What to do:
Find every line in the records that holds the string "output". Copy each one.

Data supplied:

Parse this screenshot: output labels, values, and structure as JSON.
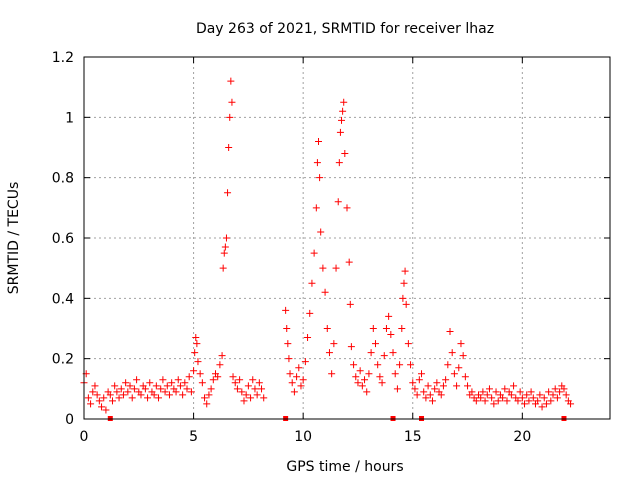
{
  "chart_data": {
    "type": "scatter",
    "title": "Day 263 of 2021, SRMTID for receiver lhaz",
    "xlabel": "GPS time / hours",
    "ylabel": "SRMTID / TECUs",
    "xlim": [
      0,
      24
    ],
    "ylim": [
      0,
      1.2
    ],
    "x_ticks": [
      0,
      5,
      10,
      15,
      20
    ],
    "x_tick_labels": [
      "0",
      "5",
      "10",
      "15",
      "20"
    ],
    "y_ticks": [
      0,
      0.2,
      0.4,
      0.6,
      0.8,
      1.0,
      1.2
    ],
    "y_tick_labels": [
      "0",
      "0.2",
      "0.4",
      "0.6",
      "0.8",
      "1",
      "1.2"
    ],
    "grid": true,
    "marker": "plus",
    "color": "#ff0000",
    "series": [
      {
        "name": "SRMTID",
        "points": [
          [
            0.0,
            0.12
          ],
          [
            0.1,
            0.15
          ],
          [
            0.2,
            0.07
          ],
          [
            0.3,
            0.05
          ],
          [
            0.4,
            0.09
          ],
          [
            0.5,
            0.11
          ],
          [
            0.6,
            0.08
          ],
          [
            0.7,
            0.06
          ],
          [
            0.8,
            0.04
          ],
          [
            0.9,
            0.07
          ],
          [
            1.0,
            0.03
          ],
          [
            1.1,
            0.09
          ],
          [
            1.2,
            0.08
          ],
          [
            1.3,
            0.06
          ],
          [
            1.4,
            0.11
          ],
          [
            1.5,
            0.09
          ],
          [
            1.6,
            0.07
          ],
          [
            1.7,
            0.1
          ],
          [
            1.8,
            0.08
          ],
          [
            1.9,
            0.12
          ],
          [
            2.0,
            0.09
          ],
          [
            2.1,
            0.11
          ],
          [
            2.2,
            0.07
          ],
          [
            2.3,
            0.1
          ],
          [
            2.4,
            0.13
          ],
          [
            2.5,
            0.09
          ],
          [
            2.6,
            0.08
          ],
          [
            2.7,
            0.11
          ],
          [
            2.8,
            0.1
          ],
          [
            2.9,
            0.07
          ],
          [
            3.0,
            0.12
          ],
          [
            3.1,
            0.09
          ],
          [
            3.2,
            0.08
          ],
          [
            3.3,
            0.11
          ],
          [
            3.4,
            0.07
          ],
          [
            3.5,
            0.1
          ],
          [
            3.6,
            0.13
          ],
          [
            3.7,
            0.09
          ],
          [
            3.8,
            0.11
          ],
          [
            3.9,
            0.08
          ],
          [
            4.0,
            0.12
          ],
          [
            4.1,
            0.1
          ],
          [
            4.2,
            0.09
          ],
          [
            4.3,
            0.13
          ],
          [
            4.4,
            0.11
          ],
          [
            4.5,
            0.08
          ],
          [
            4.6,
            0.12
          ],
          [
            4.7,
            0.1
          ],
          [
            4.8,
            0.14
          ],
          [
            4.9,
            0.09
          ],
          [
            5.0,
            0.16
          ],
          [
            5.05,
            0.22
          ],
          [
            5.1,
            0.27
          ],
          [
            5.15,
            0.25
          ],
          [
            5.2,
            0.19
          ],
          [
            5.3,
            0.15
          ],
          [
            5.4,
            0.12
          ],
          [
            5.5,
            0.07
          ],
          [
            5.6,
            0.05
          ],
          [
            5.7,
            0.08
          ],
          [
            5.8,
            0.1
          ],
          [
            5.9,
            0.13
          ],
          [
            6.0,
            0.15
          ],
          [
            6.1,
            0.14
          ],
          [
            6.2,
            0.18
          ],
          [
            6.3,
            0.21
          ],
          [
            6.35,
            0.5
          ],
          [
            6.4,
            0.55
          ],
          [
            6.45,
            0.57
          ],
          [
            6.5,
            0.6
          ],
          [
            6.55,
            0.75
          ],
          [
            6.6,
            0.9
          ],
          [
            6.65,
            1.0
          ],
          [
            6.7,
            1.12
          ],
          [
            6.75,
            1.05
          ],
          [
            6.8,
            0.14
          ],
          [
            6.9,
            0.12
          ],
          [
            7.0,
            0.1
          ],
          [
            7.1,
            0.13
          ],
          [
            7.2,
            0.09
          ],
          [
            7.3,
            0.06
          ],
          [
            7.4,
            0.08
          ],
          [
            7.5,
            0.11
          ],
          [
            7.6,
            0.07
          ],
          [
            7.7,
            0.13
          ],
          [
            7.8,
            0.1
          ],
          [
            7.9,
            0.08
          ],
          [
            8.0,
            0.12
          ],
          [
            8.1,
            0.1
          ],
          [
            8.2,
            0.07
          ],
          [
            9.2,
            0.36
          ],
          [
            9.25,
            0.3
          ],
          [
            9.3,
            0.25
          ],
          [
            9.35,
            0.2
          ],
          [
            9.4,
            0.15
          ],
          [
            9.5,
            0.12
          ],
          [
            9.6,
            0.09
          ],
          [
            9.7,
            0.14
          ],
          [
            9.8,
            0.17
          ],
          [
            9.9,
            0.11
          ],
          [
            10.0,
            0.13
          ],
          [
            10.1,
            0.19
          ],
          [
            10.2,
            0.27
          ],
          [
            10.3,
            0.35
          ],
          [
            10.4,
            0.45
          ],
          [
            10.5,
            0.55
          ],
          [
            10.6,
            0.7
          ],
          [
            10.65,
            0.85
          ],
          [
            10.7,
            0.92
          ],
          [
            10.75,
            0.8
          ],
          [
            10.8,
            0.62
          ],
          [
            10.9,
            0.5
          ],
          [
            11.0,
            0.42
          ],
          [
            11.1,
            0.3
          ],
          [
            11.2,
            0.22
          ],
          [
            11.3,
            0.15
          ],
          [
            11.4,
            0.25
          ],
          [
            11.5,
            0.5
          ],
          [
            11.6,
            0.72
          ],
          [
            11.65,
            0.85
          ],
          [
            11.7,
            0.95
          ],
          [
            11.75,
            0.99
          ],
          [
            11.8,
            1.02
          ],
          [
            11.85,
            1.05
          ],
          [
            11.9,
            0.88
          ],
          [
            12.0,
            0.7
          ],
          [
            12.1,
            0.52
          ],
          [
            12.15,
            0.38
          ],
          [
            12.2,
            0.24
          ],
          [
            12.3,
            0.18
          ],
          [
            12.4,
            0.14
          ],
          [
            12.5,
            0.12
          ],
          [
            12.6,
            0.16
          ],
          [
            12.7,
            0.11
          ],
          [
            12.8,
            0.13
          ],
          [
            12.9,
            0.09
          ],
          [
            13.0,
            0.15
          ],
          [
            13.1,
            0.22
          ],
          [
            13.2,
            0.3
          ],
          [
            13.3,
            0.25
          ],
          [
            13.4,
            0.18
          ],
          [
            13.5,
            0.14
          ],
          [
            13.6,
            0.12
          ],
          [
            13.7,
            0.21
          ],
          [
            13.8,
            0.3
          ],
          [
            13.9,
            0.34
          ],
          [
            14.0,
            0.28
          ],
          [
            14.1,
            0.22
          ],
          [
            14.2,
            0.15
          ],
          [
            14.3,
            0.1
          ],
          [
            14.4,
            0.18
          ],
          [
            14.5,
            0.3
          ],
          [
            14.55,
            0.4
          ],
          [
            14.6,
            0.45
          ],
          [
            14.65,
            0.49
          ],
          [
            14.7,
            0.38
          ],
          [
            14.8,
            0.25
          ],
          [
            14.9,
            0.18
          ],
          [
            15.0,
            0.12
          ],
          [
            15.1,
            0.1
          ],
          [
            15.2,
            0.08
          ],
          [
            15.3,
            0.13
          ],
          [
            15.4,
            0.15
          ],
          [
            15.5,
            0.09
          ],
          [
            15.6,
            0.07
          ],
          [
            15.7,
            0.11
          ],
          [
            15.8,
            0.08
          ],
          [
            15.9,
            0.06
          ],
          [
            16.0,
            0.1
          ],
          [
            16.1,
            0.12
          ],
          [
            16.2,
            0.09
          ],
          [
            16.3,
            0.08
          ],
          [
            16.4,
            0.11
          ],
          [
            16.5,
            0.13
          ],
          [
            16.6,
            0.18
          ],
          [
            16.7,
            0.29
          ],
          [
            16.8,
            0.22
          ],
          [
            16.9,
            0.15
          ],
          [
            17.0,
            0.11
          ],
          [
            17.1,
            0.17
          ],
          [
            17.2,
            0.25
          ],
          [
            17.3,
            0.21
          ],
          [
            17.4,
            0.14
          ],
          [
            17.5,
            0.11
          ],
          [
            17.6,
            0.08
          ],
          [
            17.7,
            0.09
          ],
          [
            17.8,
            0.07
          ],
          [
            17.9,
            0.06
          ],
          [
            18.0,
            0.08
          ],
          [
            18.1,
            0.07
          ],
          [
            18.2,
            0.09
          ],
          [
            18.3,
            0.06
          ],
          [
            18.4,
            0.08
          ],
          [
            18.5,
            0.1
          ],
          [
            18.6,
            0.07
          ],
          [
            18.7,
            0.05
          ],
          [
            18.8,
            0.09
          ],
          [
            18.9,
            0.06
          ],
          [
            19.0,
            0.08
          ],
          [
            19.1,
            0.07
          ],
          [
            19.2,
            0.1
          ],
          [
            19.3,
            0.06
          ],
          [
            19.4,
            0.09
          ],
          [
            19.5,
            0.08
          ],
          [
            19.6,
            0.11
          ],
          [
            19.7,
            0.07
          ],
          [
            19.8,
            0.06
          ],
          [
            19.9,
            0.09
          ],
          [
            20.0,
            0.07
          ],
          [
            20.1,
            0.05
          ],
          [
            20.2,
            0.08
          ],
          [
            20.3,
            0.06
          ],
          [
            20.4,
            0.09
          ],
          [
            20.5,
            0.07
          ],
          [
            20.6,
            0.05
          ],
          [
            20.7,
            0.06
          ],
          [
            20.8,
            0.08
          ],
          [
            20.9,
            0.04
          ],
          [
            21.0,
            0.07
          ],
          [
            21.1,
            0.05
          ],
          [
            21.2,
            0.09
          ],
          [
            21.3,
            0.06
          ],
          [
            21.4,
            0.08
          ],
          [
            21.5,
            0.1
          ],
          [
            21.6,
            0.07
          ],
          [
            21.7,
            0.09
          ],
          [
            21.8,
            0.11
          ],
          [
            21.9,
            0.1
          ],
          [
            22.0,
            0.08
          ],
          [
            22.1,
            0.06
          ],
          [
            22.2,
            0.05
          ]
        ]
      }
    ],
    "baseline_markers": [
      1.2,
      9.2,
      14.1,
      15.4,
      21.9
    ]
  }
}
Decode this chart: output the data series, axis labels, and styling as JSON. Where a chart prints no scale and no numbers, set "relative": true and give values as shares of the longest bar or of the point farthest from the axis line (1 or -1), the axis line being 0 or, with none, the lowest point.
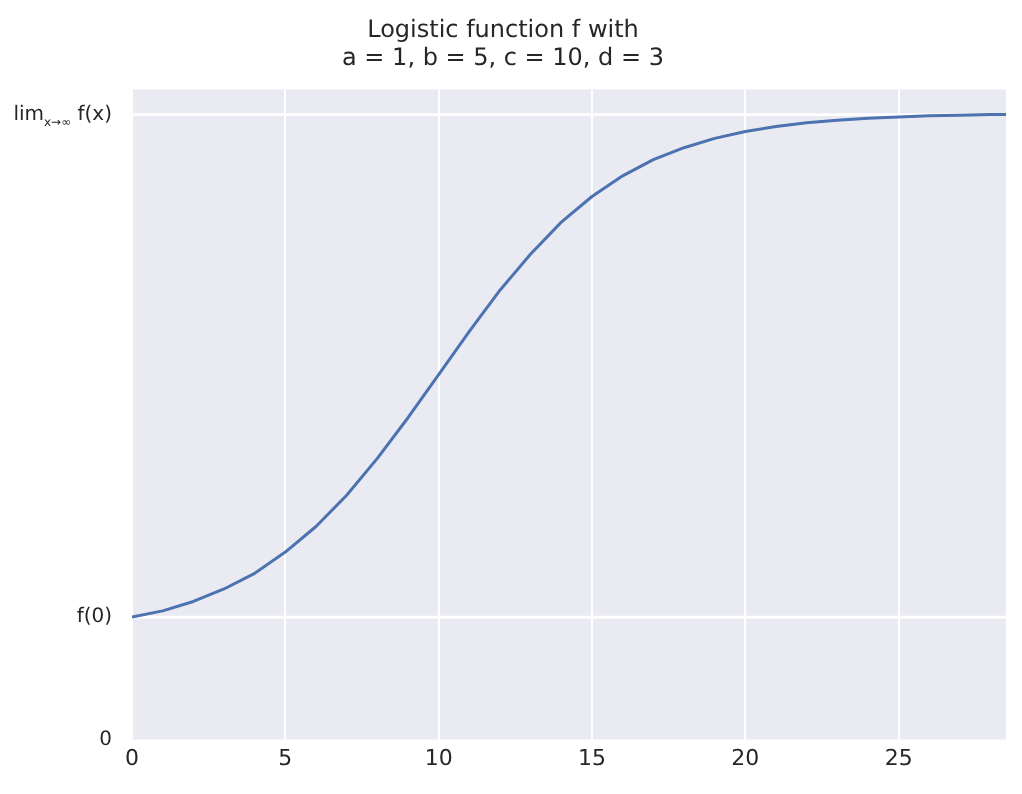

Written answer:
Parse this screenshot: output labels, values, and structure as JSON.
Decode this chart: output the data series, axis labels, and styling as JSON. Where a chart prints no scale and no numbers, set "relative": true and give values as shares of the longest bar or of the point farthest from the axis line (1 or -1), the axis line being 0 or, with none, the lowest point.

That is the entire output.